Document excerpt:
+ + + +

Letter Box


If I could rewrite the Second Amendment ...

Editor of the Reformer:

The Second Amendment is possibly the most controversial Amendment. Everybody has a different opinion about it. Some lean to the right, some to the left, and some a mix of both. How could one sentence cause such a disagreement between almost everyone in the United States? Would the Second Amendment being re-written help cause closure to all those in disagreement?

The vagueness of the Second Amendment begins with something as simple as a comma. In Madison’s original version of the Second Amendment it says, "The right of the people to keep and bear arms shall not be infringed; a well armed and well regulated militia being the best security of a free country; but no person religiously scrupulous of bearing arms shall be compelled to render military services in person."

In the original version, Madison included a semi-colon, separating the idea of people bearing arms and a well-armed militia. In the current version a comma is used. This makes the Amendment even harder to correctly interpret. Could our Founding Fathers have been talking about the people as the militia, or were they talking about the people on their own?

+ + + +

Records shown:

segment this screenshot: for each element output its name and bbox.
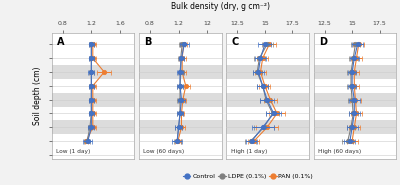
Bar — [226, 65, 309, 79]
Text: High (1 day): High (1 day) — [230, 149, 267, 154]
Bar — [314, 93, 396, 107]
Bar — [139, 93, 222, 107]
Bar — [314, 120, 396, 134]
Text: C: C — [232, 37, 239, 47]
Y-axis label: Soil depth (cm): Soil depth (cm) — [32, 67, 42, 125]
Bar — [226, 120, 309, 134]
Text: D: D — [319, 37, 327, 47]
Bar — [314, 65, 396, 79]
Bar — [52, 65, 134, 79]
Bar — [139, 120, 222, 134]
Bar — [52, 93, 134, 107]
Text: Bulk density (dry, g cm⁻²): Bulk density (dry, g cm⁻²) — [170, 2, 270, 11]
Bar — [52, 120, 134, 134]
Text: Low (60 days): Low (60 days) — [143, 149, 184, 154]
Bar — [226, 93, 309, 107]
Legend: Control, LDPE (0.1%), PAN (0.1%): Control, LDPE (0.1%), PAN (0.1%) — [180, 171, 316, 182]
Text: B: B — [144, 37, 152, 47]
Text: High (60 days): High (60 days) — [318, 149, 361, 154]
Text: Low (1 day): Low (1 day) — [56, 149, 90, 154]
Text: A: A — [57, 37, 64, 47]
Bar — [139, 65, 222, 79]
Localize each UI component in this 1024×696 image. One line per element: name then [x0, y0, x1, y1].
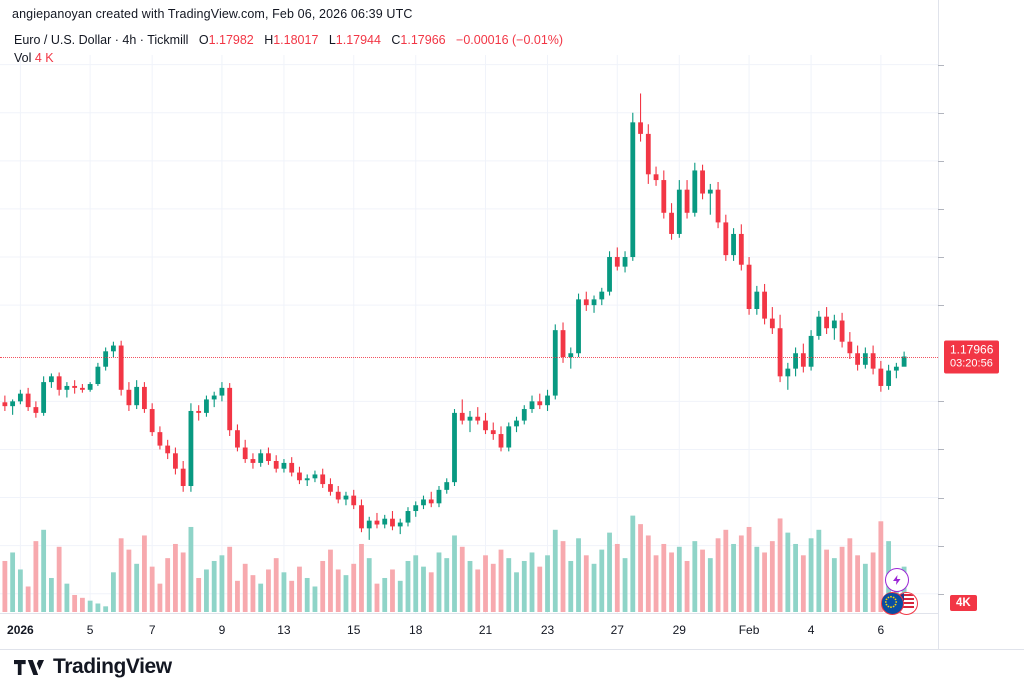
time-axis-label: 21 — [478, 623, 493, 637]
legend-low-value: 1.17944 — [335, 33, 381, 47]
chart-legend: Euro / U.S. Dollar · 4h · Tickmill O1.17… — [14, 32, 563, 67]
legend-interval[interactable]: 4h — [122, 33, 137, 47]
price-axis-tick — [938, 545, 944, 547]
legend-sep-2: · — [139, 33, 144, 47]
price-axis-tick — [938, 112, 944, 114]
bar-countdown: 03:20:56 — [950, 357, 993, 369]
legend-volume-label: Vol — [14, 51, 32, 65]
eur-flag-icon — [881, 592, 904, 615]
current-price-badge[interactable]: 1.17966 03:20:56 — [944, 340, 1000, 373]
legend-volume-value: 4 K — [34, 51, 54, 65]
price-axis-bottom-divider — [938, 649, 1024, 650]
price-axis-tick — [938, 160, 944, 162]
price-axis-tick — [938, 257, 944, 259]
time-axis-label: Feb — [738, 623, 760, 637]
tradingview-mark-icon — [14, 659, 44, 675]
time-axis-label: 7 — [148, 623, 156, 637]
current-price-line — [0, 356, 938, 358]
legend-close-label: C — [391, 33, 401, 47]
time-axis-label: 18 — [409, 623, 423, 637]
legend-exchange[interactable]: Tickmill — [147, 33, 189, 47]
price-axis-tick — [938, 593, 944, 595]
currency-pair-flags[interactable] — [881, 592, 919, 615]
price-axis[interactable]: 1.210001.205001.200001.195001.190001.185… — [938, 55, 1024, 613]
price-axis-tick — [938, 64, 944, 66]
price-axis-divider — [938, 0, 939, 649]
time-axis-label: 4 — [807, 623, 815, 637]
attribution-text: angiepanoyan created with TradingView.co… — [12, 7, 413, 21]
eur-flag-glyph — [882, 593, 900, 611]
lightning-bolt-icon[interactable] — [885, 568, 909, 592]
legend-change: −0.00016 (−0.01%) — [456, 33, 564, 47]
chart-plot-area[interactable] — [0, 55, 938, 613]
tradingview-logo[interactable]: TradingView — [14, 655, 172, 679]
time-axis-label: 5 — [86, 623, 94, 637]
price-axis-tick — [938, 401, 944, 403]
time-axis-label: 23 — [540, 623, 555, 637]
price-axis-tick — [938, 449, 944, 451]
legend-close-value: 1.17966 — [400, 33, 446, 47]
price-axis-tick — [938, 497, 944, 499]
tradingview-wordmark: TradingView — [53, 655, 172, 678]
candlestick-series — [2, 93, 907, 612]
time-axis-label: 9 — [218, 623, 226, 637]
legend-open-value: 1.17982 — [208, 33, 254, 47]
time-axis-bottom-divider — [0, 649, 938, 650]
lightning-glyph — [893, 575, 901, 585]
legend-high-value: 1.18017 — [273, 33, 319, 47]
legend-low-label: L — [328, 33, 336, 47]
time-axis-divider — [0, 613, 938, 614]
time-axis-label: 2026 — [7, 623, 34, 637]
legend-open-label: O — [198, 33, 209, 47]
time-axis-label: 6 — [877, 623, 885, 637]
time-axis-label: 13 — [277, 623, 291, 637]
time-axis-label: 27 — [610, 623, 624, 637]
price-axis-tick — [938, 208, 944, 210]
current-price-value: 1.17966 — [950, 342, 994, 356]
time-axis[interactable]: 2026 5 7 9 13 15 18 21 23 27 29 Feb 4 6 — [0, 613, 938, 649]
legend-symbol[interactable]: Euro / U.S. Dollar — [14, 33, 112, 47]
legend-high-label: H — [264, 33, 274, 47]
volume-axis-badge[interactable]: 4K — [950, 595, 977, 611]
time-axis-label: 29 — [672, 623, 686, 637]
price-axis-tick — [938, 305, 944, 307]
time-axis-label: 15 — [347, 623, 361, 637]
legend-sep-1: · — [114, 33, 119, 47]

+ + + +

Exercises:
1 - For each statement below, answer yes or no according to the letter about the Second Amendment, and quote the words from the letter that decide it.
(a) Madison's original version used a semi-colon to separate the idea of people bearing arms from a well-armed militia.
(b) The current version of the Second Amendment also uses a semi-colon.
(c) The writer calls the Second Amendment definitely the most controversial Amendment.
2 - In the letter about the Second Amendment, rewrite the passage from "In the original" up to and including "on their own?", swapping "semi-colon" for "period".
3 - According to the letter about the Second Amendment, what punctuation mark does the current version use?

Answers per task:
1 -
(a) Yes: "Madison included a semi-colon, separating the idea of people bearing arms and a well-armed militia"
(b) No: "In the current version a comma is used."
(c) No: "The Second Amendment is possibly the most controversial Amendment."

2 -
In the original version, Madison included a period, separating the idea of people bearing arms and a well-armed militia. In the current version a comma is used. This makes the Amendment even harder to correctly interpret. Could our Founding Fathers have been talking about the people as the militia, or were they talking about the people on their own?

3 - A comma.